> [Set problem]
Set the listing down unchanged, minus every embedded image.

> [Record list]
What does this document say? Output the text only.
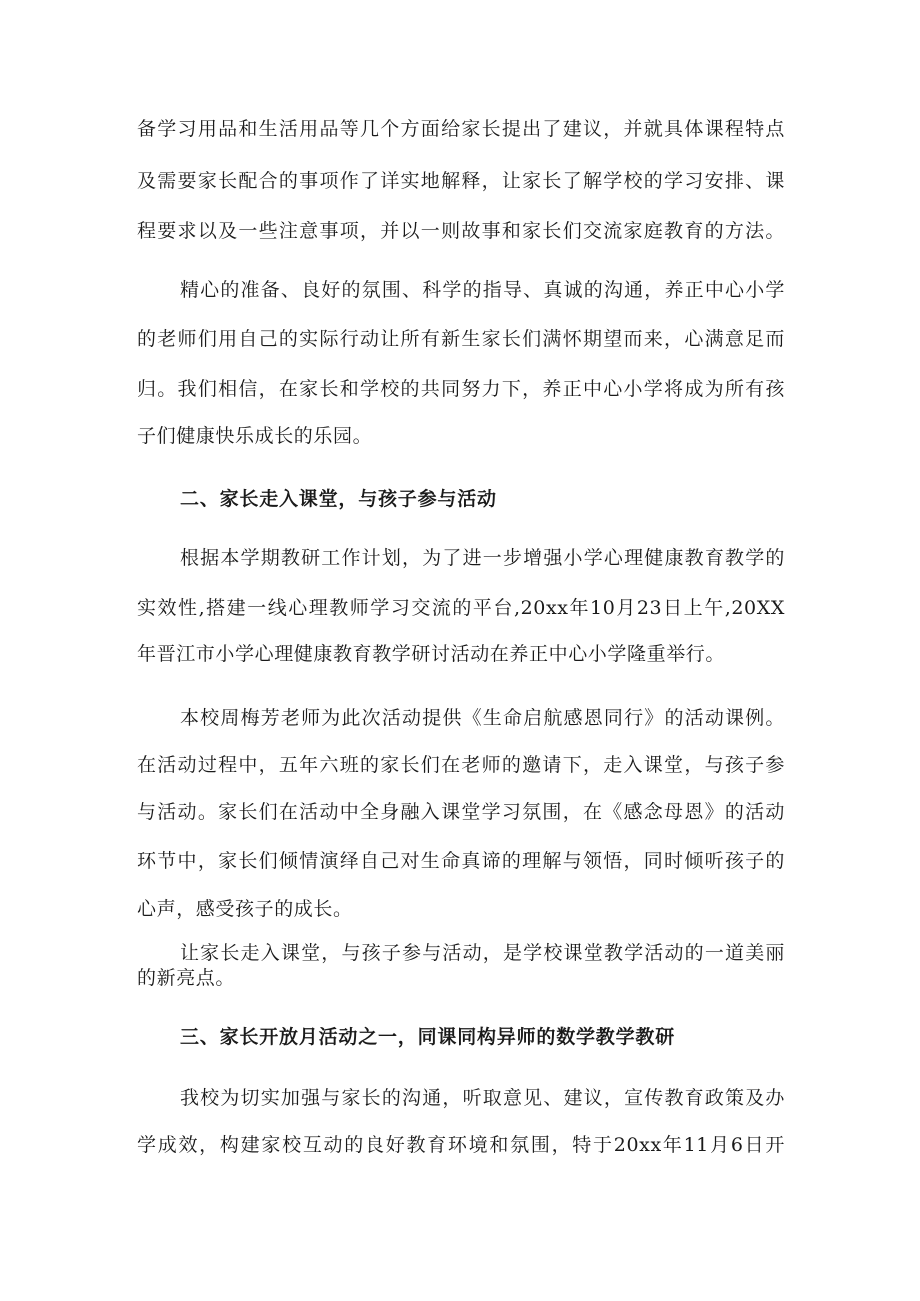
备学习用品和生活用品等几个方面给家长提出了建议，并就具体课程特点
及需要家长配合的事项作了详实地解释，让家长了解学校的学习安排、课
程要求以及一些注意事项，并以一则故事和家长们交流家庭教育的方法。
精心的准备、良好的氛围、科学的指导、真诚的沟通，养正中心小学
的老师们用自己的实际行动让所有新生家长们满怀期望而来，心满意足而
归。我们相信，在家长和学校的共同努力下，养正中心小学将成为所有孩
子们健康快乐成长的乐园。
二、家长走入课堂，与孩子参与活动
根据本学期教研工作计划，为了进一步增强小学心理健康教育教学的
实效性,搭建一线心理教师学习交流的平台,20xx年10月23日上午,20XX
年晋江市小学心理健康教育教学研讨活动在养正中心小学隆重举行。
本校周梅芳老师为此次活动提供《生命启航感恩同行》的活动课例。
在活动过程中，五年六班的家长们在老师的邀请下，走入课堂，与孩子参
与活动。家长们在活动中全身融入课堂学习氛围，在《感念母恩》的活动
环节中，家长们倾情演绎自己对生命真谛的理解与领悟，同时倾听孩子的
心声，感受孩子的成长。
让家长走入课堂，与孩子参与活动，是学校课堂教学活动的一道美丽
的新亮点。
三、家长开放月活动之一，同课同构异师的数学教学教研
我校为切实加强与家长的沟通，听取意见、建议，宣传教育政策及办
学成效，构建家校互动的良好教育环境和氛围，特于20xx年11月6日开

> [Output for this exercise]
What does this document say? Output the text only.
备学习用品和生活用品等几个方面给家长提出了建议，并就具体课程特点
及需要家长配合的事项作了详实地解释，让家长了解学校的学习安排、课
程要求以及一些注意事项，并以一则故事和家长们交流家庭教育的方法。
精心的准备、良好的氛围、科学的指导、真诚的沟通，养正中心小学
的老师们用自己的实际行动让所有新生家长们满怀期望而来，心满意足而
归。我们相信，在家长和学校的共同努力下，养正中心小学将成为所有孩
子们健康快乐成长的乐园。
二、家长走入课堂，与孩子参与活动
根据本学期教研工作计划，为了进一步增强小学心理健康教育教学的
实效性,搭建一线心理教师学习交流的平台,20xx年10月23日上午,20XX
年晋江市小学心理健康教育教学研讨活动在养正中心小学隆重举行。
本校周梅芳老师为此次活动提供《生命启航感恩同行》的活动课例。
在活动过程中，五年六班的家长们在老师的邀请下，走入课堂，与孩子参
与活动。家长们在活动中全身融入课堂学习氛围，在《感念母恩》的活动
环节中，家长们倾情演绎自己对生命真谛的理解与领悟，同时倾听孩子的
心声，感受孩子的成长。
让家长走入课堂，与孩子参与活动，是学校课堂教学活动的一道美丽
的新亮点。
三、家长开放月活动之一，同课同构异师的数学教学教研
我校为切实加强与家长的沟通，听取意见、建议，宣传教育政策及办
学成效，构建家校互动的良好教育环境和氛围，特于20xx年11月6日开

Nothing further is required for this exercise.